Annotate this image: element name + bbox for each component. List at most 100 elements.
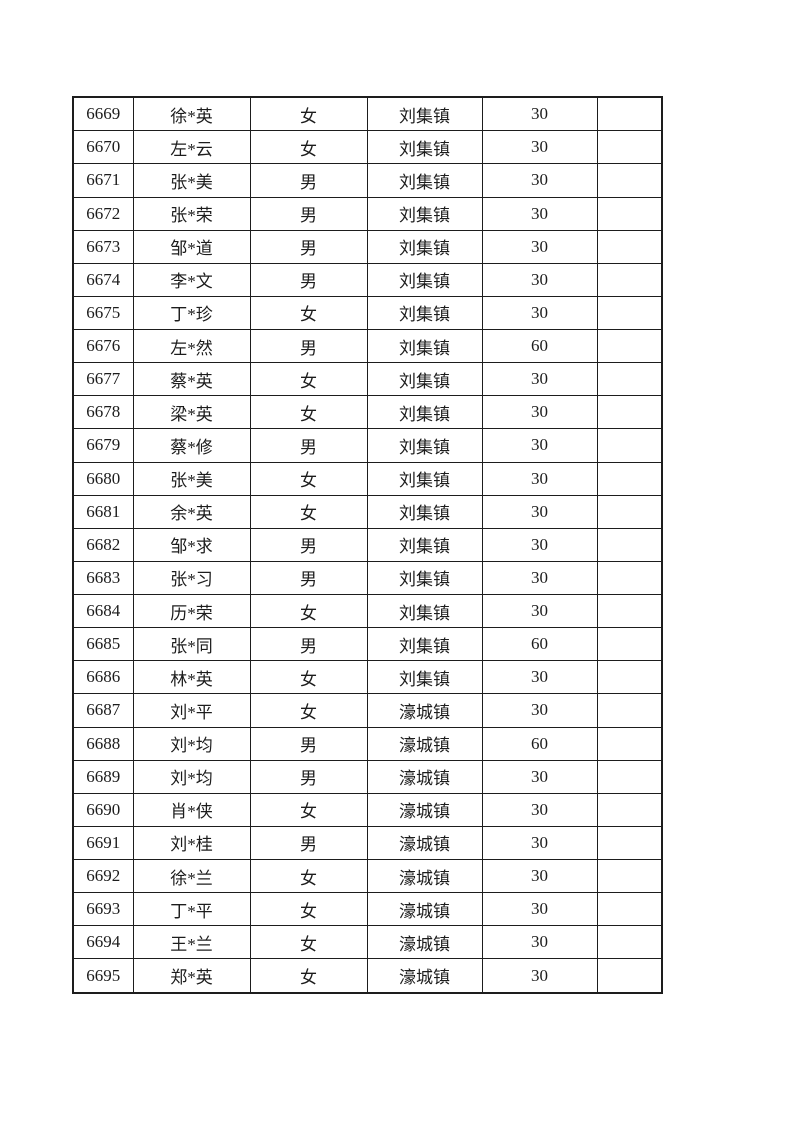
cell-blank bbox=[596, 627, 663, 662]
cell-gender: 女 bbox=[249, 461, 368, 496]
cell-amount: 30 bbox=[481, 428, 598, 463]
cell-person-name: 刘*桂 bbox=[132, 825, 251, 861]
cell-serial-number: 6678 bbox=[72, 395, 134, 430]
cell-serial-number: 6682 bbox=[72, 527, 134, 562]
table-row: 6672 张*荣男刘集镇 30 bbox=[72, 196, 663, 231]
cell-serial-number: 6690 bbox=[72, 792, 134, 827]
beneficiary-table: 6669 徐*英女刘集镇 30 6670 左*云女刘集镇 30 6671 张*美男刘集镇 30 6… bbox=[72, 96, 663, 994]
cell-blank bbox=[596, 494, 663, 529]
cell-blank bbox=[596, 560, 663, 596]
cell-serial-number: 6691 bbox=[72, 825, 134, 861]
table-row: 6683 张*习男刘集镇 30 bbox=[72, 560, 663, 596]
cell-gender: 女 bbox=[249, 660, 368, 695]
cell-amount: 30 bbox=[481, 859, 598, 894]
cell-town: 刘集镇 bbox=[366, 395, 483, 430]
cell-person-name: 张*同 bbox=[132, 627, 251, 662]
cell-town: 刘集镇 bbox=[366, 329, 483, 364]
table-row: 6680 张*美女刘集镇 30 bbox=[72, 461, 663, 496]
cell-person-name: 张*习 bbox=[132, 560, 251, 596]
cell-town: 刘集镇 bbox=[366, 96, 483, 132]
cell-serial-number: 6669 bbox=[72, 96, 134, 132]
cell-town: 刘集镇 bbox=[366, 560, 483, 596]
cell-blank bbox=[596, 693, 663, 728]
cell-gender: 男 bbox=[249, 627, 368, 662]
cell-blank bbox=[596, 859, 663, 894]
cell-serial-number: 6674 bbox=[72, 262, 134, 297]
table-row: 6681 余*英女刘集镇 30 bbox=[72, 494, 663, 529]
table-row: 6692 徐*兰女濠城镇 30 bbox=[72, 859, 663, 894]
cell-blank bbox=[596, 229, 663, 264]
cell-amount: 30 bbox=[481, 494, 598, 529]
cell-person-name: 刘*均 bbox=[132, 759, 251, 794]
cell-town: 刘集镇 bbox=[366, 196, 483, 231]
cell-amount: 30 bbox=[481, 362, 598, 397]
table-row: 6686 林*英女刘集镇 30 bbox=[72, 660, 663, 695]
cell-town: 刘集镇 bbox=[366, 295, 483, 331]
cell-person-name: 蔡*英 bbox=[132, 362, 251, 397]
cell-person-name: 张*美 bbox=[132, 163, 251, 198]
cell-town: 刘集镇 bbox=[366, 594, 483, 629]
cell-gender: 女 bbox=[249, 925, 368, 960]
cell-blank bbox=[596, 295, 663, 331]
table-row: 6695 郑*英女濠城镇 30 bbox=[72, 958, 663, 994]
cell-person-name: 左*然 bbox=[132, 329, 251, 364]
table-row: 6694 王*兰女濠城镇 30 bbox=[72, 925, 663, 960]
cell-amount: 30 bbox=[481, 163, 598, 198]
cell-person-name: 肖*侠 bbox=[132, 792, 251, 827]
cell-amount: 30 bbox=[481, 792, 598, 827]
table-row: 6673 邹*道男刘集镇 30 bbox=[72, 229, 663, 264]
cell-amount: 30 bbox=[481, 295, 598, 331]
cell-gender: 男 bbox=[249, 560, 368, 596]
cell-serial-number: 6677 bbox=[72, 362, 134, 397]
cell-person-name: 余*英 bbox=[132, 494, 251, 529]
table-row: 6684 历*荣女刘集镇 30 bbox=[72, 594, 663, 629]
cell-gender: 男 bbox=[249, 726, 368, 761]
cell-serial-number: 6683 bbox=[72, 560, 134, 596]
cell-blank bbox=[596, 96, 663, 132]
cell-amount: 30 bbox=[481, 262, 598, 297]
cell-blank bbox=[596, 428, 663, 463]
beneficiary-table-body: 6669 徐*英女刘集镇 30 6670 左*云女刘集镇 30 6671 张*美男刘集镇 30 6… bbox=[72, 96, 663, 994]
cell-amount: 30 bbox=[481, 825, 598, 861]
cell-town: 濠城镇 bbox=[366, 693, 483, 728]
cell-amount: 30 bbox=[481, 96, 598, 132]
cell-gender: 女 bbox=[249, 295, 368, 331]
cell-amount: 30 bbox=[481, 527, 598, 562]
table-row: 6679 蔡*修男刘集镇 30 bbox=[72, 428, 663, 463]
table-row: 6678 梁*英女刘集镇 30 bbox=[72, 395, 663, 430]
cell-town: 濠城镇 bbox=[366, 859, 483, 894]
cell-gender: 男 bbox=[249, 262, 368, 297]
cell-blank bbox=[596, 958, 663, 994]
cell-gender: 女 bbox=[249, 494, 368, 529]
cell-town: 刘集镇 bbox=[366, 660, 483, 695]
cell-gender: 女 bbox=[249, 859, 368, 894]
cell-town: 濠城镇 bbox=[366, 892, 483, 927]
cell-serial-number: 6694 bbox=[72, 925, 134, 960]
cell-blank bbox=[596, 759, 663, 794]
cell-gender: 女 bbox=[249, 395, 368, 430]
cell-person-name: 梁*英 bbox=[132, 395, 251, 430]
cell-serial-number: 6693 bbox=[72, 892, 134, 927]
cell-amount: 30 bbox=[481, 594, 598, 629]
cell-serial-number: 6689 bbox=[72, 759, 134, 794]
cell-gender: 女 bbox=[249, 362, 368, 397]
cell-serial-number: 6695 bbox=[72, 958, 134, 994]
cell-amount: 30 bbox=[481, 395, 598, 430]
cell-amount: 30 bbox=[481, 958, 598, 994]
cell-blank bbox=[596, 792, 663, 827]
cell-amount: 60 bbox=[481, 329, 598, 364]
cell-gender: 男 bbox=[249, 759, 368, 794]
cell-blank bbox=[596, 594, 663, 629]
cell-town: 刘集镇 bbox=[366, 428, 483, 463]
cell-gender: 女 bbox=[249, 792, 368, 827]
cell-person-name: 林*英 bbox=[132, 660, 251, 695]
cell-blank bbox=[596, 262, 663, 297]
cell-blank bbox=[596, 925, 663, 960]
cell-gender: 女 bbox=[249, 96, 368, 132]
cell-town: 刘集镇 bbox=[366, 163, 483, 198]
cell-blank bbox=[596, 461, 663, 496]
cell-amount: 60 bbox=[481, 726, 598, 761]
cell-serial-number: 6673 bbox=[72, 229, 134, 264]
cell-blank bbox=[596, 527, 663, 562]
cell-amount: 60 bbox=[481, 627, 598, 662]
··········
§ Задание
Отредактируйте фрагмент материала, который открывается строкой, содержащей «cell-blank bbox=[596, 627, 663, 662]», и закрывается строкой, содержащей «cell-serial-number: 6682 bbox=[72, 527, 134, 562]» (обе включительно). Приведите эти строки заново, заменив «cell-person-name» на «cell-name» и не меняя ничего другого.

§ Решение задания
cell-blank bbox=[596, 627, 663, 662]
cell-gender: 女 bbox=[249, 461, 368, 496]
cell-amount: 30 bbox=[481, 428, 598, 463]
cell-name: 刘*桂 bbox=[132, 825, 251, 861]
cell-serial-number: 6678 bbox=[72, 395, 134, 430]
cell-serial-number: 6682 bbox=[72, 527, 134, 562]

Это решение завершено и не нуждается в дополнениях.